Data extracted from a collection:
□ □ □ □ □ □ □

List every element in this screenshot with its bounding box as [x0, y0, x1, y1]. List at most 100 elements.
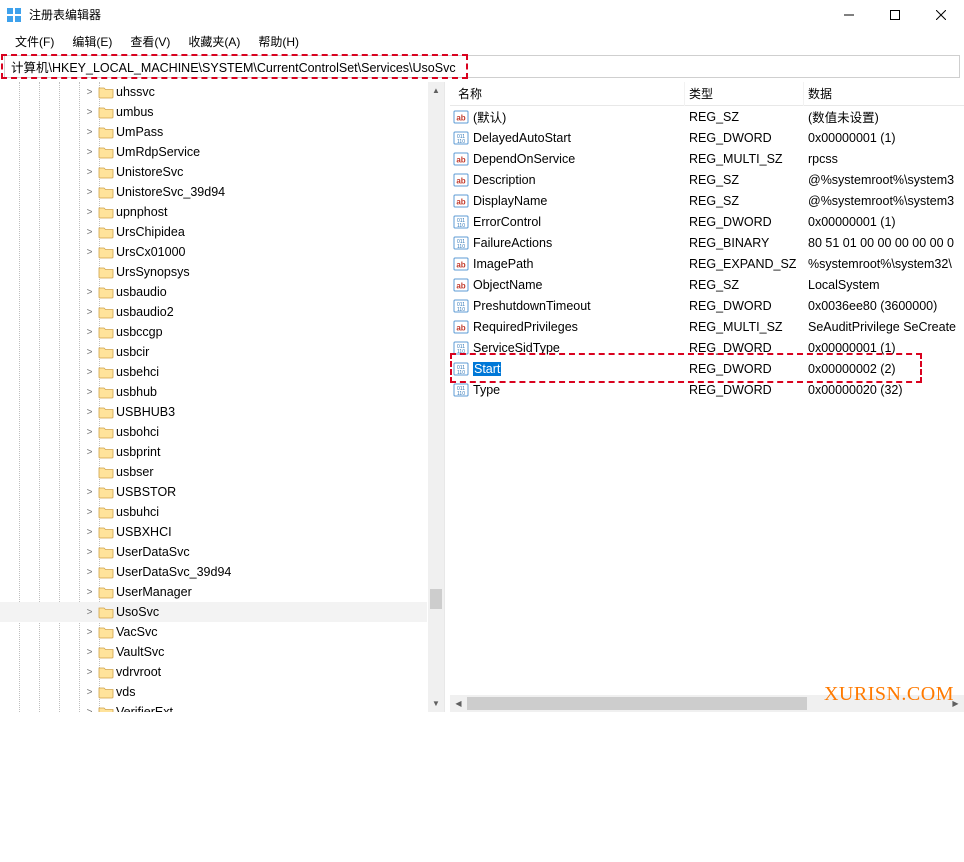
tree-item-usbuhci[interactable]: >usbuhci: [0, 502, 427, 522]
tree-item-upnphost[interactable]: >upnphost: [0, 202, 427, 222]
value-row[interactable]: FailureActionsREG_BINARY80 51 01 00 00 0…: [450, 232, 964, 253]
scroll-track[interactable]: [428, 99, 444, 695]
tree-item-usbxhci[interactable]: >USBXHCI: [0, 522, 427, 542]
tree-expander-icon[interactable]: >: [82, 287, 97, 298]
menu-view[interactable]: 查看(V): [121, 31, 179, 52]
tree-expander-icon[interactable]: >: [82, 527, 97, 538]
tree-item-vdrvroot[interactable]: >vdrvroot: [0, 662, 427, 682]
tree-expander-icon[interactable]: >: [82, 687, 97, 698]
minimize-button[interactable]: [826, 0, 872, 30]
tree-expander-icon[interactable]: >: [82, 587, 97, 598]
tree-item-vds[interactable]: >vds: [0, 682, 427, 702]
tree-item-usbehci[interactable]: >usbehci: [0, 362, 427, 382]
tree-item-usbaudio2[interactable]: >usbaudio2: [0, 302, 427, 322]
tree-expander-icon[interactable]: >: [82, 87, 97, 98]
tree-item-usosvc[interactable]: >UsoSvc: [0, 602, 427, 622]
tree-expander-icon[interactable]: >: [82, 627, 97, 638]
tree-item-usermanager[interactable]: >UserManager: [0, 582, 427, 602]
value-row[interactable]: ObjectNameREG_SZLocalSystem: [450, 274, 964, 295]
tree-expander-icon[interactable]: >: [82, 607, 97, 618]
scroll-right-button[interactable]: ▶: [947, 695, 964, 712]
tree-expander-icon[interactable]: >: [82, 367, 97, 378]
tree-item-usbser[interactable]: usbser: [0, 462, 427, 482]
tree-expander-icon[interactable]: >: [82, 507, 97, 518]
tree-expander-icon[interactable]: >: [82, 227, 97, 238]
tree-expander-icon[interactable]: >: [82, 207, 97, 218]
value-row[interactable]: ImagePathREG_EXPAND_SZ%systemroot%\syste…: [450, 253, 964, 274]
scroll-up-button[interactable]: ▲: [428, 82, 444, 99]
close-button[interactable]: [918, 0, 964, 30]
tree-item-urscx01000[interactable]: >UrsCx01000: [0, 242, 427, 262]
value-row[interactable]: RequiredPrivilegesREG_MULTI_SZSeAuditPri…: [450, 316, 964, 337]
tree-expander-icon[interactable]: >: [82, 347, 97, 358]
tree-list[interactable]: >uhssvc>umbus>UmPass>UmRdpService>Unisto…: [0, 82, 427, 712]
scroll-thumb[interactable]: [430, 589, 442, 609]
value-row[interactable]: ServiceSidTypeREG_DWORD0x00000001 (1): [450, 337, 964, 358]
tree-item-uhssvc[interactable]: >uhssvc: [0, 82, 427, 102]
tree-item-usbhub3[interactable]: >USBHUB3: [0, 402, 427, 422]
tree-expander-icon[interactable]: >: [82, 187, 97, 198]
tree-item-usbccgp[interactable]: >usbccgp: [0, 322, 427, 342]
value-row[interactable]: ErrorControlREG_DWORD0x00000001 (1): [450, 211, 964, 232]
tree-expander-icon[interactable]: >: [82, 447, 97, 458]
tree-expander-icon[interactable]: >: [82, 427, 97, 438]
col-header-type[interactable]: 类型: [685, 82, 804, 106]
menu-help[interactable]: 帮助(H): [249, 31, 308, 52]
value-row[interactable]: DependOnServiceREG_MULTI_SZrpcss: [450, 148, 964, 169]
tree-expander-icon[interactable]: >: [82, 127, 97, 138]
tree-item-unistoresvc[interactable]: >UnistoreSvc: [0, 162, 427, 182]
maximize-button[interactable]: [872, 0, 918, 30]
menu-edit[interactable]: 编辑(E): [63, 31, 121, 52]
tree-expander-icon[interactable]: >: [82, 387, 97, 398]
tree-expander-icon[interactable]: >: [82, 167, 97, 178]
tree-expander-icon[interactable]: >: [82, 327, 97, 338]
tree-expander-icon[interactable]: >: [82, 487, 97, 498]
tree-expander-icon[interactable]: >: [82, 667, 97, 678]
tree-item-urssynopsys[interactable]: UrsSynopsys: [0, 262, 427, 282]
tree-expander-icon[interactable]: >: [82, 707, 97, 713]
tree-item-usbcir[interactable]: >usbcir: [0, 342, 427, 362]
value-row[interactable]: TypeREG_DWORD0x00000020 (32): [450, 379, 964, 400]
tree-item-urschipidea[interactable]: >UrsChipidea: [0, 222, 427, 242]
value-row[interactable]: DescriptionREG_SZ@%systemroot%\system3: [450, 169, 964, 190]
tree-expander-icon[interactable]: >: [82, 647, 97, 658]
tree-expander-icon[interactable]: >: [82, 247, 97, 258]
menu-favorites[interactable]: 收藏夹(A): [179, 31, 249, 52]
scroll-left-button[interactable]: ◀: [450, 695, 467, 712]
value-row[interactable]: (默认)REG_SZ(数值未设置): [450, 106, 964, 127]
tree-expander-icon[interactable]: >: [82, 407, 97, 418]
tree-item-usbaudio[interactable]: >usbaudio: [0, 282, 427, 302]
tree-vertical-scrollbar[interactable]: ▲ ▼: [427, 82, 444, 712]
tree-expander-icon[interactable]: >: [82, 547, 97, 558]
tree-item-vaultsvc[interactable]: >VaultSvc: [0, 642, 427, 662]
tree-item-usbhub[interactable]: >usbhub: [0, 382, 427, 402]
value-row[interactable]: DelayedAutoStartREG_DWORD0x00000001 (1): [450, 127, 964, 148]
menu-file[interactable]: 文件(F): [6, 31, 63, 52]
tree-item-usbprint[interactable]: >usbprint: [0, 442, 427, 462]
col-header-name[interactable]: 名称: [450, 82, 685, 106]
list-body[interactable]: (默认)REG_SZ(数值未设置)DelayedAutoStartREG_DWO…: [450, 106, 964, 695]
tree-item-vacsvc[interactable]: >VacSvc: [0, 622, 427, 642]
tree-item-umbus[interactable]: >umbus: [0, 102, 427, 122]
hscroll-track[interactable]: [467, 695, 947, 712]
tree-item-userdatasvc_39d94[interactable]: >UserDataSvc_39d94: [0, 562, 427, 582]
hscroll-thumb[interactable]: [467, 697, 807, 710]
value-row[interactable]: PreshutdownTimeoutREG_DWORD0x0036ee80 (3…: [450, 295, 964, 316]
tree-expander-icon[interactable]: >: [82, 107, 97, 118]
tree-expander-icon[interactable]: >: [82, 567, 97, 578]
list-header[interactable]: 名称 类型 数据: [450, 82, 964, 106]
tree-item-umpass[interactable]: >UmPass: [0, 122, 427, 142]
tree-expander-icon[interactable]: >: [82, 307, 97, 318]
address-input[interactable]: [4, 55, 960, 78]
tree-item-usbstor[interactable]: >USBSTOR: [0, 482, 427, 502]
tree-item-umrdpservice[interactable]: >UmRdpService: [0, 142, 427, 162]
value-row[interactable]: StartREG_DWORD0x00000002 (2): [450, 358, 964, 379]
col-header-data[interactable]: 数据: [804, 82, 964, 106]
value-row[interactable]: DisplayNameREG_SZ@%systemroot%\system3: [450, 190, 964, 211]
scroll-down-button[interactable]: ▼: [428, 695, 444, 712]
tree-item-usbohci[interactable]: >usbohci: [0, 422, 427, 442]
tree-expander-icon[interactable]: >: [82, 147, 97, 158]
values-horizontal-scrollbar[interactable]: ◀ ▶: [450, 695, 964, 712]
tree-item-unistoresvc_39d94[interactable]: >UnistoreSvc_39d94: [0, 182, 427, 202]
tree-item-userdatasvc[interactable]: >UserDataSvc: [0, 542, 427, 562]
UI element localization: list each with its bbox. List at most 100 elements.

□ □ □ □ □ □ □

DO THIS
Change every occurrence of "tree-expander-icon" to "tree-toggle-icon" throughout the entries above, leaving all other text unchanged, and give the edited entries without the pictures.

FULL SOLUTION
List every element in this screenshot with its bounding box as [x0, y0, x1, y1]. List at most 100 elements.
tree-item-usbuhci[interactable]: >usbuhci: [0, 502, 427, 522]
tree-item-upnphost[interactable]: >upnphost: [0, 202, 427, 222]
value-row[interactable]: FailureActionsREG_BINARY80 51 01 00 00 0…: [450, 232, 964, 253]
scroll-track[interactable]: [428, 99, 444, 695]
tree-item-usbxhci[interactable]: >USBXHCI: [0, 522, 427, 542]
tree-toggle-icon[interactable]: >: [82, 287, 97, 298]
menu-view[interactable]: 查看(V): [121, 31, 179, 52]
tree-toggle-icon[interactable]: >: [82, 527, 97, 538]
tree-item-vdrvroot[interactable]: >vdrvroot: [0, 662, 427, 682]
tree-toggle-icon[interactable]: >: [82, 687, 97, 698]
minimize-button[interactable]: [826, 0, 872, 30]
tree-toggle-icon[interactable]: >: [82, 587, 97, 598]
tree-item-vds[interactable]: >vds: [0, 682, 427, 702]
tree-item-usbehci[interactable]: >usbehci: [0, 362, 427, 382]
tree-item-usbaudio2[interactable]: >usbaudio2: [0, 302, 427, 322]
tree-toggle-icon[interactable]: >: [82, 87, 97, 98]
tree-item-usosvc[interactable]: >UsoSvc: [0, 602, 427, 622]
tree-toggle-icon[interactable]: >: [82, 627, 97, 638]
tree-item-usermanager[interactable]: >UserManager: [0, 582, 427, 602]
value-row[interactable]: ObjectNameREG_SZLocalSystem: [450, 274, 964, 295]
tree-toggle-icon[interactable]: >: [82, 607, 97, 618]
scroll-right-button[interactable]: ▶: [947, 695, 964, 712]
tree-toggle-icon[interactable]: >: [82, 367, 97, 378]
tree-item-usbser[interactable]: usbser: [0, 462, 427, 482]
tree-toggle-icon[interactable]: >: [82, 507, 97, 518]
tree-toggle-icon[interactable]: >: [82, 227, 97, 238]
tree-toggle-icon[interactable]: >: [82, 207, 97, 218]
value-row[interactable]: ImagePathREG_EXPAND_SZ%systemroot%\syste…: [450, 253, 964, 274]
scroll-up-button[interactable]: ▲: [428, 82, 444, 99]
close-button[interactable]: [918, 0, 964, 30]
tree-item-urscx01000[interactable]: >UrsCx01000: [0, 242, 427, 262]
value-row[interactable]: RequiredPrivilegesREG_MULTI_SZSeAuditPri…: [450, 316, 964, 337]
tree-toggle-icon[interactable]: >: [82, 347, 97, 358]
tree-list[interactable]: >uhssvc>umbus>UmPass>UmRdpService>Unisto…: [0, 82, 427, 712]
scroll-thumb[interactable]: [430, 589, 442, 609]
value-row[interactable]: ServiceSidTypeREG_DWORD0x00000001 (1): [450, 337, 964, 358]
tree-item-uhssvc[interactable]: >uhssvc: [0, 82, 427, 102]
tree-item-usbhub3[interactable]: >USBHUB3: [0, 402, 427, 422]
tree-toggle-icon[interactable]: >: [82, 187, 97, 198]
tree-item-usbccgp[interactable]: >usbccgp: [0, 322, 427, 342]
value-row[interactable]: ErrorControlREG_DWORD0x00000001 (1): [450, 211, 964, 232]
tree-toggle-icon[interactable]: >: [82, 447, 97, 458]
tree-toggle-icon[interactable]: >: [82, 427, 97, 438]
col-header-type[interactable]: 类型: [685, 82, 804, 106]
menu-help[interactable]: 帮助(H): [249, 31, 308, 52]
value-row[interactable]: DependOnServiceREG_MULTI_SZrpcss: [450, 148, 964, 169]
tree-toggle-icon[interactable]: >: [82, 127, 97, 138]
tree-item-unistoresvc[interactable]: >UnistoreSvc: [0, 162, 427, 182]
maximize-button[interactable]: [872, 0, 918, 30]
menu-edit[interactable]: 编辑(E): [63, 31, 121, 52]
tree-toggle-icon[interactable]: >: [82, 387, 97, 398]
tree-toggle-icon[interactable]: >: [82, 167, 97, 178]
tree-toggle-icon[interactable]: >: [82, 327, 97, 338]
tree-toggle-icon[interactable]: >: [82, 487, 97, 498]
tree-toggle-icon[interactable]: >: [82, 667, 97, 678]
tree-item-urssynopsys[interactable]: UrsSynopsys: [0, 262, 427, 282]
tree-toggle-icon[interactable]: >: [82, 707, 97, 713]
tree-item-usbcir[interactable]: >usbcir: [0, 342, 427, 362]
value-row[interactable]: TypeREG_DWORD0x00000020 (32): [450, 379, 964, 400]
tree-item-urschipidea[interactable]: >UrsChipidea: [0, 222, 427, 242]
value-row[interactable]: DescriptionREG_SZ@%systemroot%\system3: [450, 169, 964, 190]
tree-toggle-icon[interactable]: >: [82, 647, 97, 658]
tree-toggle-icon[interactable]: >: [82, 247, 97, 258]
menu-favorites[interactable]: 收藏夹(A): [179, 31, 249, 52]
scroll-left-button[interactable]: ◀: [450, 695, 467, 712]
value-row[interactable]: (默认)REG_SZ(数值未设置): [450, 106, 964, 127]
tree-toggle-icon[interactable]: >: [82, 407, 97, 418]
tree-item-usbaudio[interactable]: >usbaudio: [0, 282, 427, 302]
tree-vertical-scrollbar[interactable]: ▲ ▼: [427, 82, 444, 712]
tree-toggle-icon[interactable]: >: [82, 547, 97, 558]
tree-item-vaultsvc[interactable]: >VaultSvc: [0, 642, 427, 662]
tree-item-usbhub[interactable]: >usbhub: [0, 382, 427, 402]
value-row[interactable]: DelayedAutoStartREG_DWORD0x00000001 (1): [450, 127, 964, 148]
menu-file[interactable]: 文件(F): [6, 31, 63, 52]
tree-item-usbprint[interactable]: >usbprint: [0, 442, 427, 462]
col-header-name[interactable]: 名称: [450, 82, 685, 106]
list-body[interactable]: (默认)REG_SZ(数值未设置)DelayedAutoStartREG_DWO…: [450, 106, 964, 695]
tree-item-vacsvc[interactable]: >VacSvc: [0, 622, 427, 642]
tree-item-umbus[interactable]: >umbus: [0, 102, 427, 122]
hscroll-track[interactable]: [467, 695, 947, 712]
tree-item-userdatasvc_39d94[interactable]: >UserDataSvc_39d94: [0, 562, 427, 582]
hscroll-thumb[interactable]: [467, 697, 807, 710]
value-row[interactable]: PreshutdownTimeoutREG_DWORD0x0036ee80 (3…: [450, 295, 964, 316]
tree-toggle-icon[interactable]: >: [82, 107, 97, 118]
tree-toggle-icon[interactable]: >: [82, 567, 97, 578]
list-header[interactable]: 名称 类型 数据: [450, 82, 964, 106]
tree-item-umpass[interactable]: >UmPass: [0, 122, 427, 142]
tree-toggle-icon[interactable]: >: [82, 307, 97, 318]
address-input[interactable]: [4, 55, 960, 78]
tree-item-usbstor[interactable]: >USBSTOR: [0, 482, 427, 502]
tree-item-umrdpservice[interactable]: >UmRdpService: [0, 142, 427, 162]
value-row[interactable]: StartREG_DWORD0x00000002 (2): [450, 358, 964, 379]
col-header-data[interactable]: 数据: [804, 82, 964, 106]
value-row[interactable]: DisplayNameREG_SZ@%systemroot%\system3: [450, 190, 964, 211]
scroll-down-button[interactable]: ▼: [428, 695, 444, 712]
tree-item-usbohci[interactable]: >usbohci: [0, 422, 427, 442]
tree-toggle-icon[interactable]: >: [82, 147, 97, 158]
values-horizontal-scrollbar[interactable]: ◀ ▶: [450, 695, 964, 712]
tree-item-unistoresvc_39d94[interactable]: >UnistoreSvc_39d94: [0, 182, 427, 202]
tree-item-userdatasvc[interactable]: >UserDataSvc: [0, 542, 427, 562]
UI element localization: list each with its bbox. List at most 100 elements.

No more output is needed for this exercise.